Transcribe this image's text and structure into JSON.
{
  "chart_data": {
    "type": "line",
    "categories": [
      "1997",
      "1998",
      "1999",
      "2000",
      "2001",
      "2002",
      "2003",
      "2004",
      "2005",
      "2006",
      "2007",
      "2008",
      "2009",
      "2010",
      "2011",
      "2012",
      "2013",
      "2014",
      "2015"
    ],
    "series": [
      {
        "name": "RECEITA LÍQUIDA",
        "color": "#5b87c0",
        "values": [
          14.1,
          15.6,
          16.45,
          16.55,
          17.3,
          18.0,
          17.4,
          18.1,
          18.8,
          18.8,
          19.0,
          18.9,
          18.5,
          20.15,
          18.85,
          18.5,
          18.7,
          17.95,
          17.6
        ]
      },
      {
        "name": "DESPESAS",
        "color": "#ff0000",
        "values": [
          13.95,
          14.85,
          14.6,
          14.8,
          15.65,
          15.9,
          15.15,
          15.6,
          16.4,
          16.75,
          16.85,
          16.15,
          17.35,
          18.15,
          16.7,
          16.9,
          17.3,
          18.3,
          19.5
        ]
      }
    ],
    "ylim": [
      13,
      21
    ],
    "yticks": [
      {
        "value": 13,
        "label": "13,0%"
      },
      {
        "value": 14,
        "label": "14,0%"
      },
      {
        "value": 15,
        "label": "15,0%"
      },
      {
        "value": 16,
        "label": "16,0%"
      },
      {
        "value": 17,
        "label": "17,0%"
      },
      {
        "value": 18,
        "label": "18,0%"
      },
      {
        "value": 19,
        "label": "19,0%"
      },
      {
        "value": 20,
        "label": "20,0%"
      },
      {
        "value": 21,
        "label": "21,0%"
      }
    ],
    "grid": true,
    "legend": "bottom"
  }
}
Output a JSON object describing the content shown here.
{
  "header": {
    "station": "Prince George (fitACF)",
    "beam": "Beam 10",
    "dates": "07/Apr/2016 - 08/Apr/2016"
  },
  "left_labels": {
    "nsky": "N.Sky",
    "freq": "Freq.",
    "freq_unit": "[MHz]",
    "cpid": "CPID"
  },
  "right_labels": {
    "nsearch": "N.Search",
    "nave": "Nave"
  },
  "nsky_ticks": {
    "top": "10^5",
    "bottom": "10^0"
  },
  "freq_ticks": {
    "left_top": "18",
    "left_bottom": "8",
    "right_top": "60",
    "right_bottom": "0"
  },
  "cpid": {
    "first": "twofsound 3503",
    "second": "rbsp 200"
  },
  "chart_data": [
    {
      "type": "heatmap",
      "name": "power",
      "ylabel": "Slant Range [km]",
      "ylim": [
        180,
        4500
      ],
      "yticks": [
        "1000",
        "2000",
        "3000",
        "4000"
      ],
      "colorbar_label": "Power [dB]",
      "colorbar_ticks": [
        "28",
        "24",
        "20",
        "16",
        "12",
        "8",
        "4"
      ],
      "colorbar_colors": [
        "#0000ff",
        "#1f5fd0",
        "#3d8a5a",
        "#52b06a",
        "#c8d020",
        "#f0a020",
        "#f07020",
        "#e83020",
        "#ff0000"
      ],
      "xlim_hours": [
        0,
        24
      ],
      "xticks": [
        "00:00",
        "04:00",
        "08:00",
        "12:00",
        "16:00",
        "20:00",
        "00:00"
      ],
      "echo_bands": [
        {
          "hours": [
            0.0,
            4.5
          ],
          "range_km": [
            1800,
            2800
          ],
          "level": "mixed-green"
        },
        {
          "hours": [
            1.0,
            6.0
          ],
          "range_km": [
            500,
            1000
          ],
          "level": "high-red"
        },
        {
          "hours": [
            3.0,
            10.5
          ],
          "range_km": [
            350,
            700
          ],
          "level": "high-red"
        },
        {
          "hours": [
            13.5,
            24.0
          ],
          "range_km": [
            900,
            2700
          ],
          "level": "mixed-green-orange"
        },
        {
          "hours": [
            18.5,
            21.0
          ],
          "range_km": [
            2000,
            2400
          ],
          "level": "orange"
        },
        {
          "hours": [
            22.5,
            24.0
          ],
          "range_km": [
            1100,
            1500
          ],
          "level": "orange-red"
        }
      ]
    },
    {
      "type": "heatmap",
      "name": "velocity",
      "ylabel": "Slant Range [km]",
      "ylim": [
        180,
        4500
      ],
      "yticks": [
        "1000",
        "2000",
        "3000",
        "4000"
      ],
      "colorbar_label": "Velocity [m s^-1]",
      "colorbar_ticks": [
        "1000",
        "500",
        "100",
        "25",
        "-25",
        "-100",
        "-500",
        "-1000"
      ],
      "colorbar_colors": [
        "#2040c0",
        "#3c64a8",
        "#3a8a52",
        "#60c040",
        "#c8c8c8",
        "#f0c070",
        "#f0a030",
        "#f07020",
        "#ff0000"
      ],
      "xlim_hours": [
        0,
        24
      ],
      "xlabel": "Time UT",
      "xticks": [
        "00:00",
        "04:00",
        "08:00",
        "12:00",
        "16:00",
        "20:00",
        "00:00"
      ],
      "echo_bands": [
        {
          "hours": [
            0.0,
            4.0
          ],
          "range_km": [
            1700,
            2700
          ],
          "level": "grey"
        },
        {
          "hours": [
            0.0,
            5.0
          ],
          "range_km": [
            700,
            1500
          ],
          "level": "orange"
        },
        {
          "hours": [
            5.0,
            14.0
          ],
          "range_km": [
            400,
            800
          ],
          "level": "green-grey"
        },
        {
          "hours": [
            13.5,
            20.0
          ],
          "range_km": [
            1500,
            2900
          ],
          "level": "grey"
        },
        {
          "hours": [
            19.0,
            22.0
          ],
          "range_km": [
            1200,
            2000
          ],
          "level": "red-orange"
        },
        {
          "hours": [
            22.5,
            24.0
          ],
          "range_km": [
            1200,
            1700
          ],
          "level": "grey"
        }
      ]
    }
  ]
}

:::::

Task brief: Set every line of the listing down word for word.

Written response:
Transcribe this image's text and structure into JSON.
{
  "chart_data": {
    "type": "line",
    "categories": [
      "1997",
      "1998",
      "1999",
      "2000",
      "2001",
      "2002",
      "2003",
      "2004",
      "2005",
      "2006",
      "2007",
      "2008",
      "2009",
      "2010",
      "2011",
      "2012",
      "2013",
      "2014",
      "2015"
    ],
    "series": [
      {
        "name": "RECEITA LÍQUIDA",
        "color": "#5b87c0",
        "values": [
          14.1,
          15.6,
          16.45,
          16.55,
          17.3,
          18.0,
          17.4,
          18.1,
          18.8,
          18.8,
          19.0,
          18.9,
          18.5,
          20.15,
          18.85,
          18.5,
          18.7,
          17.95,
          17.6
        ]
      },
      {
        "name": "DESPESAS",
        "color": "#ff0000",
        "values": [
          13.95,
          14.85,
          14.6,
          14.8,
          15.65,
          15.9,
          15.15,
          15.6,
          16.4,
          16.75,
          16.85,
          16.15,
          17.35,
          18.15,
          16.7,
          16.9,
          17.3,
          18.3,
          19.5
        ]
      }
    ],
    "ylim": [
      13,
      21
    ],
    "yticks": [
      {
        "value": 13,
        "label": "13,0%"
      },
      {
        "value": 14,
        "label": "14,0%"
      },
      {
        "value": 15,
        "label": "15,0%"
      },
      {
        "value": 16,
        "label": "16,0%"
      },
      {
        "value": 17,
        "label": "17,0%"
      },
      {
        "value": 18,
        "label": "18,0%"
      },
      {
        "value": 19,
        "label": "19,0%"
      },
      {
        "value": 20,
        "label": "20,0%"
      },
      {
        "value": 21,
        "label": "21,0%"
      }
    ],
    "grid": true,
    "legend": "bottom"
  }
}
Output a JSON object describing the content shown here.
{
  "header": {
    "station": "Prince George (fitACF)",
    "beam": "Beam 10",
    "dates": "07/Apr/2016 - 08/Apr/2016"
  },
  "left_labels": {
    "nsky": "N.Sky",
    "freq": "Freq.",
    "freq_unit": "[MHz]",
    "cpid": "CPID"
  },
  "right_labels": {
    "nsearch": "N.Search",
    "nave": "Nave"
  },
  "nsky_ticks": {
    "top": "10^5",
    "bottom": "10^0"
  },
  "freq_ticks": {
    "left_top": "18",
    "left_bottom": "8",
    "right_top": "60",
    "right_bottom": "0"
  },
  "cpid": {
    "first": "twofsound 3503",
    "second": "rbsp 200"
  },
  "chart_data": [
    {
      "type": "heatmap",
      "name": "power",
      "ylabel": "Slant Range [km]",
      "ylim": [
        180,
        4500
      ],
      "yticks": [
        "1000",
        "2000",
        "3000",
        "4000"
      ],
      "colorbar_label": "Power [dB]",
      "colorbar_ticks": [
        "28",
        "24",
        "20",
        "16",
        "12",
        "8",
        "4"
      ],
      "colorbar_colors": [
        "#0000ff",
        "#1f5fd0",
        "#3d8a5a",
        "#52b06a",
        "#c8d020",
        "#f0a020",
        "#f07020",
        "#e83020",
        "#ff0000"
      ],
      "xlim_hours": [
        0,
        24
      ],
      "xticks": [
        "00:00",
        "04:00",
        "08:00",
        "12:00",
        "16:00",
        "20:00",
        "00:00"
      ],
      "echo_bands": [
        {
          "hours": [
            0.0,
            4.5
          ],
          "range_km": [
            1800,
            2800
          ],
          "level": "mixed-green"
        },
        {
          "hours": [
            1.0,
            6.0
          ],
          "range_km": [
            500,
            1000
          ],
          "level": "high-red"
        },
        {
          "hours": [
            3.0,
            10.5
          ],
          "range_km": [
            350,
            700
          ],
          "level": "high-red"
        },
        {
          "hours": [
            13.5,
            24.0
          ],
          "range_km": [
            900,
            2700
          ],
          "level": "mixed-green-orange"
        },
        {
          "hours": [
            18.5,
            21.0
          ],
          "range_km": [
            2000,
            2400
          ],
          "level": "orange"
        },
        {
          "hours": [
            22.5,
            24.0
          ],
          "range_km": [
            1100,
            1500
          ],
          "level": "orange-red"
        }
      ]
    },
    {
      "type": "heatmap",
      "name": "velocity",
      "ylabel": "Slant Range [km]",
      "ylim": [
        180,
        4500
      ],
      "yticks": [
        "1000",
        "2000",
        "3000",
        "4000"
      ],
      "colorbar_label": "Velocity [m s^-1]",
      "colorbar_ticks": [
        "1000",
        "500",
        "100",
        "25",
        "-25",
        "-100",
        "-500",
        "-1000"
      ],
      "colorbar_colors": [
        "#2040c0",
        "#3c64a8",
        "#3a8a52",
        "#60c040",
        "#c8c8c8",
        "#f0c070",
        "#f0a030",
        "#f07020",
        "#ff0000"
      ],
      "xlim_hours": [
        0,
        24
      ],
      "xlabel": "Time UT",
      "xticks": [
        "00:00",
        "04:00",
        "08:00",
        "12:00",
        "16:00",
        "20:00",
        "00:00"
      ],
      "echo_bands": [
        {
          "hours": [
            0.0,
            4.0
          ],
          "range_km": [
            1700,
            2700
          ],
          "level": "grey"
        },
        {
          "hours": [
            0.0,
            5.0
          ],
          "range_km": [
            700,
            1500
          ],
          "level": "orange"
        },
        {
          "hours": [
            5.0,
            14.0
          ],
          "range_km": [
            400,
            800
          ],
          "level": "green-grey"
        },
        {
          "hours": [
            13.5,
            20.0
          ],
          "range_km": [
            1500,
            2900
          ],
          "level": "grey"
        },
        {
          "hours": [
            19.0,
            22.0
          ],
          "range_km": [
            1200,
            2000
          ],
          "level": "red-orange"
        },
        {
          "hours": [
            22.5,
            24.0
          ],
          "range_km": [
            1200,
            1700
          ],
          "level": "grey"
        }
      ]
    }
  ]
}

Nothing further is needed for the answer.